[Data extracted from a collection]

==================================================

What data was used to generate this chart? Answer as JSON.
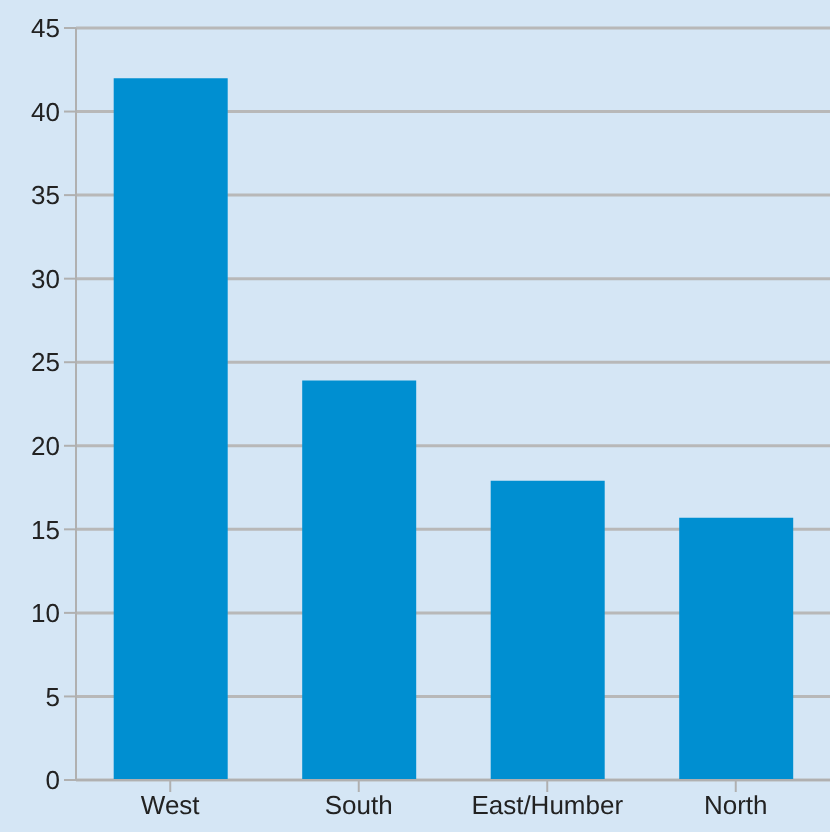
{
  "chart_data": {
    "type": "bar",
    "categories": [
      "West",
      "South",
      "East/Humber",
      "North"
    ],
    "values": [
      42,
      23.9,
      17.9,
      15.7
    ],
    "color": "#008fd1",
    "ylim": [
      0,
      45
    ],
    "yticks": [
      0,
      5,
      10,
      15,
      20,
      25,
      30,
      35,
      40,
      45
    ],
    "grid": "y"
  }
}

==================================================

TASK INSTRUCTIONS:
Skip the images and write out the rest of the listing exactly.

SOLUTION FOR THIS EXERCISE:
What data was used to generate this chart? Answer as JSON.
{
  "chart_data": {
    "type": "bar",
    "categories": [
      "West",
      "South",
      "East/Humber",
      "North"
    ],
    "values": [
      42,
      23.9,
      17.9,
      15.7
    ],
    "color": "#008fd1",
    "ylim": [
      0,
      45
    ],
    "yticks": [
      0,
      5,
      10,
      15,
      20,
      25,
      30,
      35,
      40,
      45
    ],
    "grid": "y"
  }
}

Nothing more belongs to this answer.